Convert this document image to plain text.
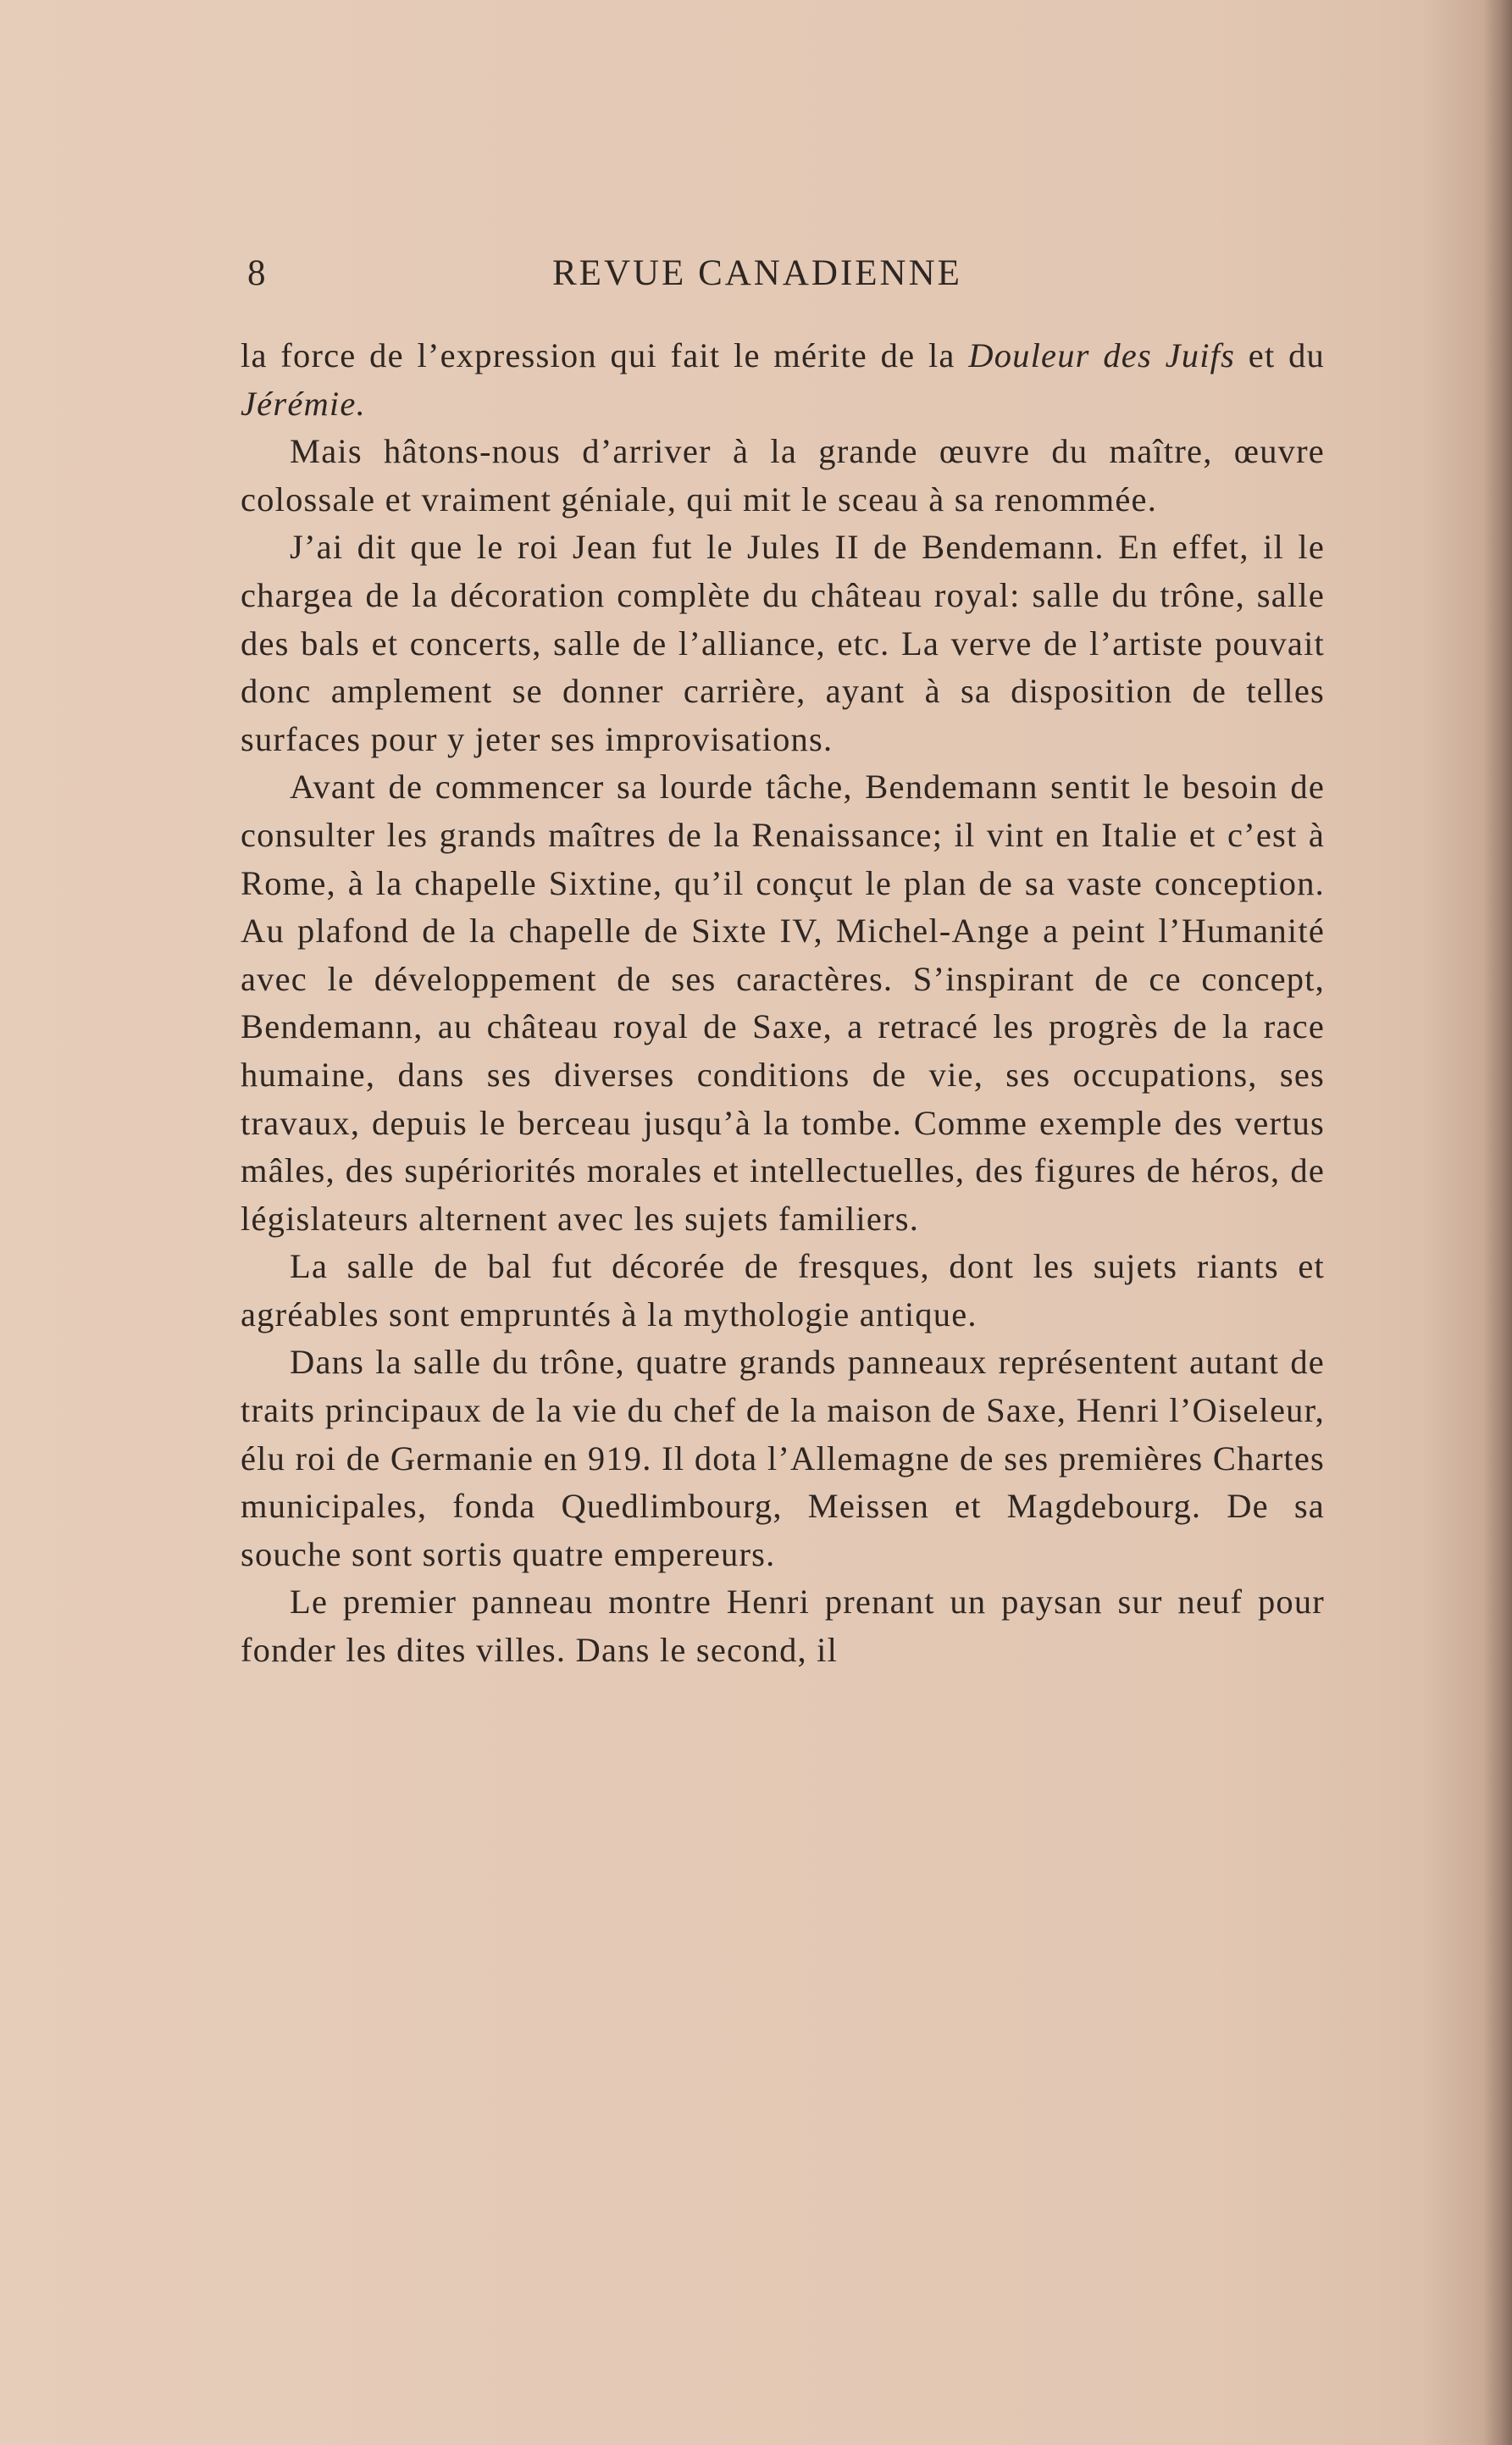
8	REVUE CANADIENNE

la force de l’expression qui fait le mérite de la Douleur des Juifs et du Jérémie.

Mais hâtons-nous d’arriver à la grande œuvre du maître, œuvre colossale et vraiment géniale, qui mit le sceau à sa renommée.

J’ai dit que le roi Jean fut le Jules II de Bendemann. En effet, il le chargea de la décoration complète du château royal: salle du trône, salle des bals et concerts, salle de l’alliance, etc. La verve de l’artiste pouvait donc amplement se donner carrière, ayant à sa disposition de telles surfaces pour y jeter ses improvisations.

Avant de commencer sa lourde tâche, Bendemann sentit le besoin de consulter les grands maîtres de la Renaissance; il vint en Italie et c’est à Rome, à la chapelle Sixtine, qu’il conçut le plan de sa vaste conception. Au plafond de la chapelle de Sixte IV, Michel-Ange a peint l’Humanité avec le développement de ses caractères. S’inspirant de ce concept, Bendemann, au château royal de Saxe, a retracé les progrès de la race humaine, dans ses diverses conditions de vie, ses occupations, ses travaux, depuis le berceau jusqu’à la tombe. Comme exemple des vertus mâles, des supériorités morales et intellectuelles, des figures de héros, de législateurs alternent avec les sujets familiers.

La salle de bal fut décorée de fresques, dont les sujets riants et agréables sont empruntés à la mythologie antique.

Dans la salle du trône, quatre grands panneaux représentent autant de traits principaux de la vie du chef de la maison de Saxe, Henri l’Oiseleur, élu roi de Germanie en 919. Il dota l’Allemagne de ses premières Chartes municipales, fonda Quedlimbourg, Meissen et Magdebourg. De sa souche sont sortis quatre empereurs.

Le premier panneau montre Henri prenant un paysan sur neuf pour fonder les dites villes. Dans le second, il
----
Given problem:
All the material shown above is to be copied exactly, with no pictures carried over.

Exercise solution:
Convert this document image to plain text.
8	REVUE CANADIENNE

la force de l’expression qui fait le mérite de la Douleur des Juifs et du Jérémie.

Mais hâtons-nous d’arriver à la grande œuvre du maître, œuvre colossale et vraiment géniale, qui mit le sceau à sa renommée.

J’ai dit que le roi Jean fut le Jules II de Bendemann. En effet, il le chargea de la décoration complète du château royal: salle du trône, salle des bals et concerts, salle de l’alliance, etc. La verve de l’artiste pouvait donc amplement se donner carrière, ayant à sa disposition de telles surfaces pour y jeter ses improvisations.

Avant de commencer sa lourde tâche, Bendemann sentit le besoin de consulter les grands maîtres de la Renaissance; il vint en Italie et c’est à Rome, à la chapelle Sixtine, qu’il conçut le plan de sa vaste conception. Au plafond de la chapelle de Sixte IV, Michel-Ange a peint l’Humanité avec le développement de ses caractères. S’inspirant de ce concept, Bendemann, au château royal de Saxe, a retracé les progrès de la race humaine, dans ses diverses conditions de vie, ses occupations, ses travaux, depuis le berceau jusqu’à la tombe. Comme exemple des vertus mâles, des supériorités morales et intellectuelles, des figures de héros, de législateurs alternent avec les sujets familiers.

La salle de bal fut décorée de fresques, dont les sujets riants et agréables sont empruntés à la mythologie antique.

Dans la salle du trône, quatre grands panneaux représentent autant de traits principaux de la vie du chef de la maison de Saxe, Henri l’Oiseleur, élu roi de Germanie en 919. Il dota l’Allemagne de ses premières Chartes municipales, fonda Quedlimbourg, Meissen et Magdebourg. De sa souche sont sortis quatre empereurs.

Le premier panneau montre Henri prenant un paysan sur neuf pour fonder les dites villes. Dans le second, il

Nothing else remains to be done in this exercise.